The records →
———

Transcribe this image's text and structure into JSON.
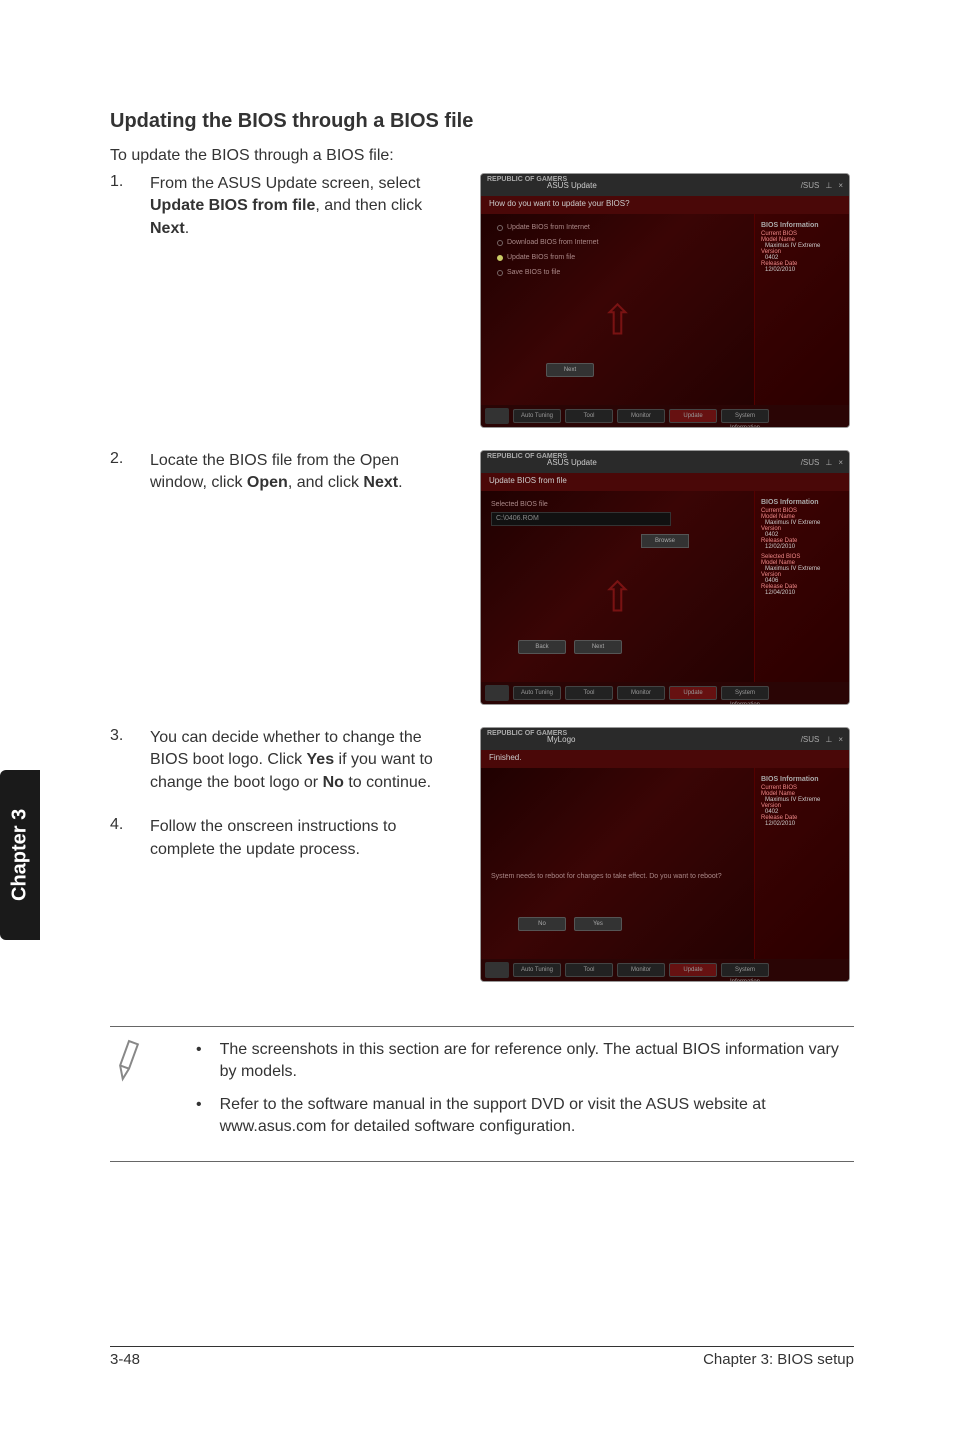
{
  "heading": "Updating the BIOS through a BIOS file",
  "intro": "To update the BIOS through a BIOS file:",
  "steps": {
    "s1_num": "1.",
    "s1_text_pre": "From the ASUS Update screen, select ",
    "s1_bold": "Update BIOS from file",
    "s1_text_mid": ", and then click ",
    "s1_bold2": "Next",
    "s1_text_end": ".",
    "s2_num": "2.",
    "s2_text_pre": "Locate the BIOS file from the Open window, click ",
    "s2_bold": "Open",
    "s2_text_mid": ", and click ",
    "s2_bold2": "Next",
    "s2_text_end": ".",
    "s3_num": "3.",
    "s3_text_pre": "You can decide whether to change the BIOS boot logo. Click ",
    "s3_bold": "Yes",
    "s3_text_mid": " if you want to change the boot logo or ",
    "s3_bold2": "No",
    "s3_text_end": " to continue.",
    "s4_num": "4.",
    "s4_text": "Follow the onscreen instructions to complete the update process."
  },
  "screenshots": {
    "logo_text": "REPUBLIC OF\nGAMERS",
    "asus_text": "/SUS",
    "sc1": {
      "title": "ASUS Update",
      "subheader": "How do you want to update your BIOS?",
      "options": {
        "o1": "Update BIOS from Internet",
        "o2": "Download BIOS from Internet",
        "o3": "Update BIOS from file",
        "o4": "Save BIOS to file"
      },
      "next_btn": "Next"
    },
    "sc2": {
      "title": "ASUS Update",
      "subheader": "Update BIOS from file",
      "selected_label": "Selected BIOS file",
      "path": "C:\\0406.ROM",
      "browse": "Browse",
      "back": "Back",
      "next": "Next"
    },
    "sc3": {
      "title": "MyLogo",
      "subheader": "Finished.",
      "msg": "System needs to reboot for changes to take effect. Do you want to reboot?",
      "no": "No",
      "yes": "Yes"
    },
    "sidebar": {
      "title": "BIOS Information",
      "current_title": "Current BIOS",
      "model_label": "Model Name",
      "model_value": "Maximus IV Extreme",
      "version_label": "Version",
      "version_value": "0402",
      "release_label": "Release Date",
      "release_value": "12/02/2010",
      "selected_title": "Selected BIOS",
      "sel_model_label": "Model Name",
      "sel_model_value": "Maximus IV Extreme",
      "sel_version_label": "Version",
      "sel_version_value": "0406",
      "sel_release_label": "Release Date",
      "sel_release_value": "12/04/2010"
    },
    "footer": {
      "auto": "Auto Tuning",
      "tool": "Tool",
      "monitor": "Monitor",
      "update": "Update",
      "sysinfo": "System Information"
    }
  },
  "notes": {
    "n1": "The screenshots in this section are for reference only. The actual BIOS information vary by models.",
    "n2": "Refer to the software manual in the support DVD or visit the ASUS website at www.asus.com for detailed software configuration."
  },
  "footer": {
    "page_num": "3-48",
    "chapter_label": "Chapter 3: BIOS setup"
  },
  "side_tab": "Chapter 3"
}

———

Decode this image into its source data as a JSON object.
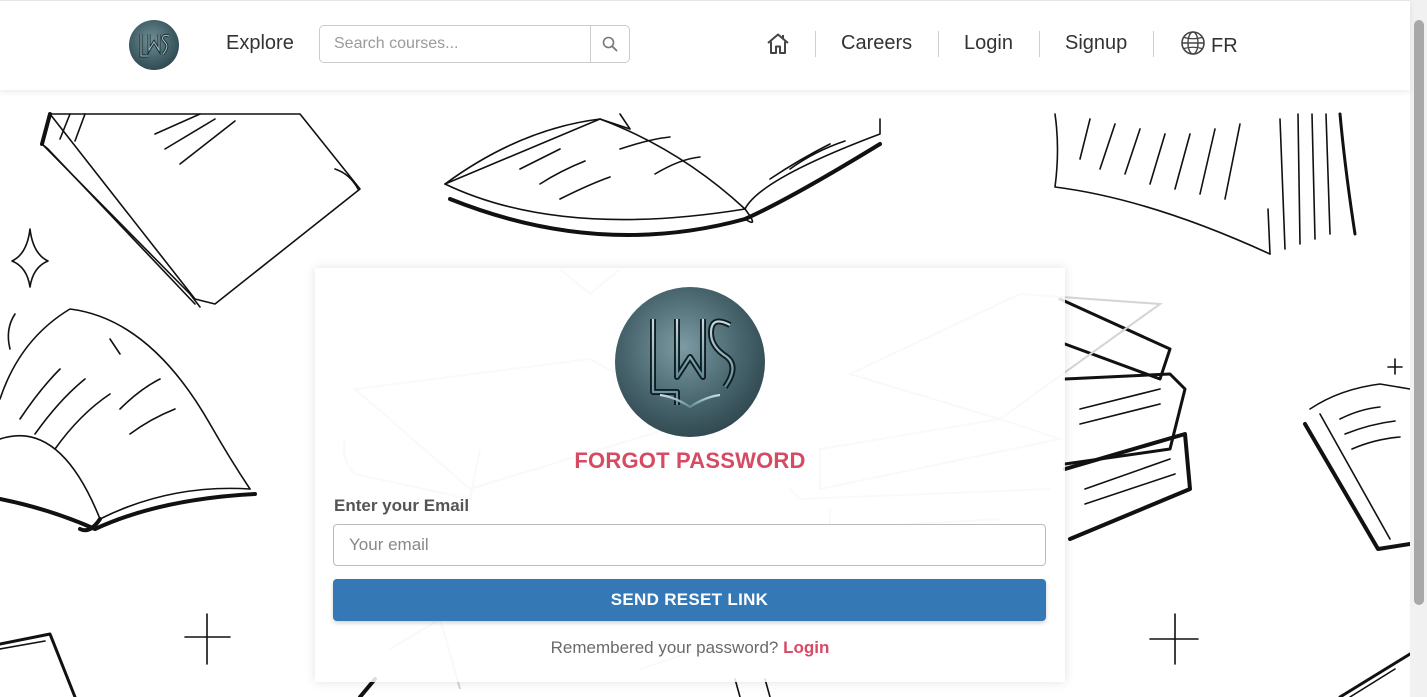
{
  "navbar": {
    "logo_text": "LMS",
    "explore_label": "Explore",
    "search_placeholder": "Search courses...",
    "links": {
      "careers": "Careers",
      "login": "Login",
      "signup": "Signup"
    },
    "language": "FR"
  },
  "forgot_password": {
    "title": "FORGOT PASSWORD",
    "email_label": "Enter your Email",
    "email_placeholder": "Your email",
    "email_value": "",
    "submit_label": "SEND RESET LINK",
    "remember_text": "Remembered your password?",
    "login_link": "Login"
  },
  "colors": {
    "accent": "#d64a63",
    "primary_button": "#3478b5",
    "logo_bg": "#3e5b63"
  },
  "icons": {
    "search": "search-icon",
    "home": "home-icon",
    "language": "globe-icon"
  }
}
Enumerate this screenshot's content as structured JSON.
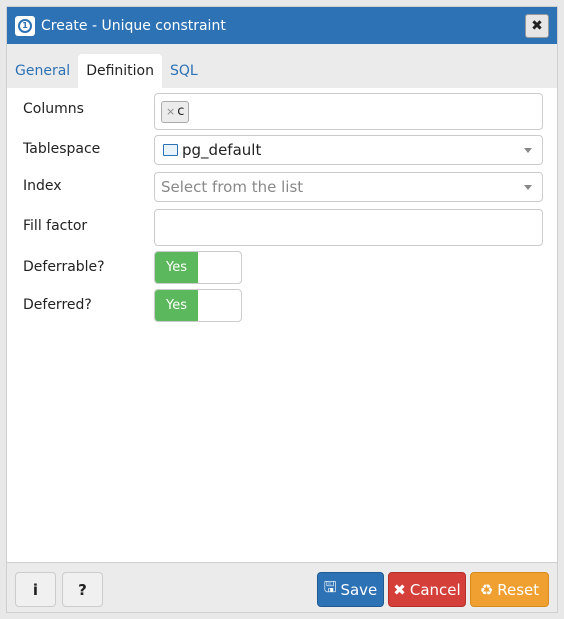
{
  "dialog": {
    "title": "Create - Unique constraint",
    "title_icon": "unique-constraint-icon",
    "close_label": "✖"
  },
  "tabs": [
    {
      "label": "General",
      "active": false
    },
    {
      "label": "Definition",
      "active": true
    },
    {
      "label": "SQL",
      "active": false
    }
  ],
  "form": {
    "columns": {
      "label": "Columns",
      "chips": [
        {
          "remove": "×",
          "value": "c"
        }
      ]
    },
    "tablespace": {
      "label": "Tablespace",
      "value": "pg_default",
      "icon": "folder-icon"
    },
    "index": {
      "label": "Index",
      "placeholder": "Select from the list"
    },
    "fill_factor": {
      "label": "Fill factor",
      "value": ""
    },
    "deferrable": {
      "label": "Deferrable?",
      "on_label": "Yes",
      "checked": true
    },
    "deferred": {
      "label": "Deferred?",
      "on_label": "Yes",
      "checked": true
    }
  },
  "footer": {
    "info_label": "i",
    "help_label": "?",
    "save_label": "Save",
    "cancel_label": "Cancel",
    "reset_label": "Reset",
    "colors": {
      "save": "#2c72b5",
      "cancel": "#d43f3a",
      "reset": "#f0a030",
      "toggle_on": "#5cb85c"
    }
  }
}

———

Description of the task → Which lines include the word "Selected"? Copy every one of them.

Complete answer →
      "selected_label": "Selected BIOS file",
      "selected_title": "Selected BIOS",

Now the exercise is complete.